---------- Extracted records ----------

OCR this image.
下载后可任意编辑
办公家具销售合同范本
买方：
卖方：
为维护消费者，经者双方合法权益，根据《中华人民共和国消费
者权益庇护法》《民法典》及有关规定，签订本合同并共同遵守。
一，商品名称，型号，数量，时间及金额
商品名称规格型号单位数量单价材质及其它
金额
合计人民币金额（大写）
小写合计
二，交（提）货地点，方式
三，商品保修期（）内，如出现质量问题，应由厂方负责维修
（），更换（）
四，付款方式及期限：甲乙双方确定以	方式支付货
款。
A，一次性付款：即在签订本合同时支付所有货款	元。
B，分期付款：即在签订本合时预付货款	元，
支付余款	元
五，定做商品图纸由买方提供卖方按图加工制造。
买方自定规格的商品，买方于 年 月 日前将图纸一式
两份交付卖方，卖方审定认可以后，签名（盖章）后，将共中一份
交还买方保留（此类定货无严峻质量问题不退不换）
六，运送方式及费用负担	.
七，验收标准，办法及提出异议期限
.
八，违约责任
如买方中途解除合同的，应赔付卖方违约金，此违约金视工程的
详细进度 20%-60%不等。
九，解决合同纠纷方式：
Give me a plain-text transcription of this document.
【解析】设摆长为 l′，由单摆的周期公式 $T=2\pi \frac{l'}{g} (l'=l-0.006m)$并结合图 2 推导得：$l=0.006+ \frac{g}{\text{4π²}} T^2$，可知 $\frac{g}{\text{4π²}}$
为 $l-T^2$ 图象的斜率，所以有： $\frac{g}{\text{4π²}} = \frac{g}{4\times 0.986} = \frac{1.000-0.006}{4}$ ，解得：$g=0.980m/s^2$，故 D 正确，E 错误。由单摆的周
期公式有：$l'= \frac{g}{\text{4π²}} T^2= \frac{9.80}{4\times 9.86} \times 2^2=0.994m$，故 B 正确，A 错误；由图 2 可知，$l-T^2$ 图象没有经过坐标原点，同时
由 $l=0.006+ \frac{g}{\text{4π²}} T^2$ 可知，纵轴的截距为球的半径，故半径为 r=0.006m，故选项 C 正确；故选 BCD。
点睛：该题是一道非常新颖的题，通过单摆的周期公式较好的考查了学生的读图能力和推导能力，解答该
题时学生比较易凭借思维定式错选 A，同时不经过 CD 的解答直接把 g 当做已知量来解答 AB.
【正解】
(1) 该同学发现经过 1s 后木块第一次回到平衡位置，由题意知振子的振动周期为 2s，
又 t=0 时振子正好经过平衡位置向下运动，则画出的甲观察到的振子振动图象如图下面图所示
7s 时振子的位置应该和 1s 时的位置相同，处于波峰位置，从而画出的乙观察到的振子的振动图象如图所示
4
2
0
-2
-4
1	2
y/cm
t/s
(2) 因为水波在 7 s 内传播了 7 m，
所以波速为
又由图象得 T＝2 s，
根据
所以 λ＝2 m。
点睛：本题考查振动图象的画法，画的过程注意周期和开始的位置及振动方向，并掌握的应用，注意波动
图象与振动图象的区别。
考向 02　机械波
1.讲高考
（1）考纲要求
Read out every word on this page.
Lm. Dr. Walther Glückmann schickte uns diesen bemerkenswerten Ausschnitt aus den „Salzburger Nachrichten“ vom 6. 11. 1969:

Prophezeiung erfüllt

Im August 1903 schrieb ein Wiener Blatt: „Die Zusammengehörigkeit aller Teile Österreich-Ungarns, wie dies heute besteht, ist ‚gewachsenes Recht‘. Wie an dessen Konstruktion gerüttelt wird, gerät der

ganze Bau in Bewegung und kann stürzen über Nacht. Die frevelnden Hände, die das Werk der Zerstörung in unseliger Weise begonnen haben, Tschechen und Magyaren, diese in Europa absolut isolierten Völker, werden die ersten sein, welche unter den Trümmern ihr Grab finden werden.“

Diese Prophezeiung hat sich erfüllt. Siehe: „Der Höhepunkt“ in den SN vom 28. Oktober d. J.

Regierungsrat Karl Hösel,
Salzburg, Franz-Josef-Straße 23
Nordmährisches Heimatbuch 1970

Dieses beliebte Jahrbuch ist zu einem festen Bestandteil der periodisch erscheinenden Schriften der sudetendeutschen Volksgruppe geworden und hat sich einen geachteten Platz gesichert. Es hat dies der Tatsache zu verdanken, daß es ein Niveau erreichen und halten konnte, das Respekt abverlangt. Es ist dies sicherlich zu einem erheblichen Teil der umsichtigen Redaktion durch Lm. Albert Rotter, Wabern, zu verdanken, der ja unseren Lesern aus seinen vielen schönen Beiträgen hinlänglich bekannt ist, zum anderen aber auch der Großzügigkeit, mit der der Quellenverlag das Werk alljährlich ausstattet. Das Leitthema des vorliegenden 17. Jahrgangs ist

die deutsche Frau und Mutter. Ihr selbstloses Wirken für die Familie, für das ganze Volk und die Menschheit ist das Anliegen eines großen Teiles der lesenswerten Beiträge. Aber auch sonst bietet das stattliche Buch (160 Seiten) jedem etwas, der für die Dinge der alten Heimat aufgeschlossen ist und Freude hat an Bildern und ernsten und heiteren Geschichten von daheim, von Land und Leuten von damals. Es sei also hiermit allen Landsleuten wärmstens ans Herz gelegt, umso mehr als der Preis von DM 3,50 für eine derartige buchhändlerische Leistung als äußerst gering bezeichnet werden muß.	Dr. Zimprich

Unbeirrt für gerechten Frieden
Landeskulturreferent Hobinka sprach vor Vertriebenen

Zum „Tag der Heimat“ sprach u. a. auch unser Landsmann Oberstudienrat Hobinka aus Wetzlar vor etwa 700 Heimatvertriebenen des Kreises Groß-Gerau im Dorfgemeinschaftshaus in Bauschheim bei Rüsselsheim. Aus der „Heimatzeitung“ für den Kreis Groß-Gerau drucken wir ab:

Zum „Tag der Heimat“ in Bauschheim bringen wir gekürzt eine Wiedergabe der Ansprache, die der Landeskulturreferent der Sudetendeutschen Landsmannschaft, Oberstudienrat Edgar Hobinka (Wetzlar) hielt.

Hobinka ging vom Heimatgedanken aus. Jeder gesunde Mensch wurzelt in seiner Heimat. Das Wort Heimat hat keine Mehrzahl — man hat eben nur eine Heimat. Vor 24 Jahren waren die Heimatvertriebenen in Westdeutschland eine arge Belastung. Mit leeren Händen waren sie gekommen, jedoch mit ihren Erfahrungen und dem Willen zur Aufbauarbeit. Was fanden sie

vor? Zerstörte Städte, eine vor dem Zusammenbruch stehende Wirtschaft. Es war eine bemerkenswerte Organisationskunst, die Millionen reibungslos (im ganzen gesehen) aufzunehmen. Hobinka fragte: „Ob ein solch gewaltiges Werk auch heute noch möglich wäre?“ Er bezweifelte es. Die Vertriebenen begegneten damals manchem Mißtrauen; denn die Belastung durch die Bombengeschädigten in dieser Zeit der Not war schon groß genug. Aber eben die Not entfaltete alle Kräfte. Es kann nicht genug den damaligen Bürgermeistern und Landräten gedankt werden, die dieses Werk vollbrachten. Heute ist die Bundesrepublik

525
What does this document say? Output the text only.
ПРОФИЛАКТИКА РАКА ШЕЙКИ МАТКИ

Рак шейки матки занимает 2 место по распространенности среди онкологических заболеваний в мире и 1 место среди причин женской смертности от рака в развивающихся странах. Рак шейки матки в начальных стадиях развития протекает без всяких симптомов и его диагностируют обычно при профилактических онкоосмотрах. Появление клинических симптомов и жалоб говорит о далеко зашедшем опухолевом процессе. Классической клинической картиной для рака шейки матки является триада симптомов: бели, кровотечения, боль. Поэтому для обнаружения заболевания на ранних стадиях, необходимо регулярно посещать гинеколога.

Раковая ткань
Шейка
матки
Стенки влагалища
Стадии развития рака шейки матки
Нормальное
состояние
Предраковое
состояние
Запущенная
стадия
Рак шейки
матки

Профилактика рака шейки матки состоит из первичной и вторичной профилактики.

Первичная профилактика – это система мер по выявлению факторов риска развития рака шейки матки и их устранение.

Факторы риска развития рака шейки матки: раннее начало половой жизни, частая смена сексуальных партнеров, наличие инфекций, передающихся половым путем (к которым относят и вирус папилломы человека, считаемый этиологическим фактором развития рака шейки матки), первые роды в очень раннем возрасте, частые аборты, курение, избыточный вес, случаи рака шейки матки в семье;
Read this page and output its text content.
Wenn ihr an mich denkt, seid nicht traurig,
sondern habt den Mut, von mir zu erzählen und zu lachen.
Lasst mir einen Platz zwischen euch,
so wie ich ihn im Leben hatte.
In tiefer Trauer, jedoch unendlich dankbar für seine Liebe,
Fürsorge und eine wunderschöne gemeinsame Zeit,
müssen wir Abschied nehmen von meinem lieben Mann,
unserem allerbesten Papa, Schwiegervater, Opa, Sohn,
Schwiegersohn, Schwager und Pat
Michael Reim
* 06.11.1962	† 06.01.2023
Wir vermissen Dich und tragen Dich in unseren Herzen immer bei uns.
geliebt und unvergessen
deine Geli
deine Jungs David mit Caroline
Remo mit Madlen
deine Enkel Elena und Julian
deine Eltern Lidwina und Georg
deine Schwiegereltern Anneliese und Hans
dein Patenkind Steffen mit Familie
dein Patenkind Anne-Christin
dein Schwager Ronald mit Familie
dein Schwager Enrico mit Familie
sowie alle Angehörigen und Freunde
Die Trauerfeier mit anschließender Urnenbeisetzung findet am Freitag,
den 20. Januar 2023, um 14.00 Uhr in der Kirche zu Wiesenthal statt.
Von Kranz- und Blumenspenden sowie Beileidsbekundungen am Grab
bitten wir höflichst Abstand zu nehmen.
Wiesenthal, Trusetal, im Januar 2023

----------

■ Aim of the task
Among the records above, find each line holding the string "Oberstudienrat" and pull it out.

■ Solution
Zum „Tag der Heimat“ sprach u. a. auch unser Landsmann Oberstudienrat Hobinka aus Wetzlar vor etwa 700 Heimatvertriebenen des Kreises Groß-Gerau im Dorfgemeinschaftshaus in Bauschheim bei Rüsselsheim. Aus der „Heimatzeitung“ für den Kreis Groß-Gerau drucken wir ab:
Zum „Tag der Heimat“ in Bauschheim bringen wir gekürzt eine Wiedergabe der Ansprache, die der Landeskulturreferent der Sudetendeutschen Landsmannschaft, Oberstudienrat Edgar Hobinka (Wetzlar) hielt.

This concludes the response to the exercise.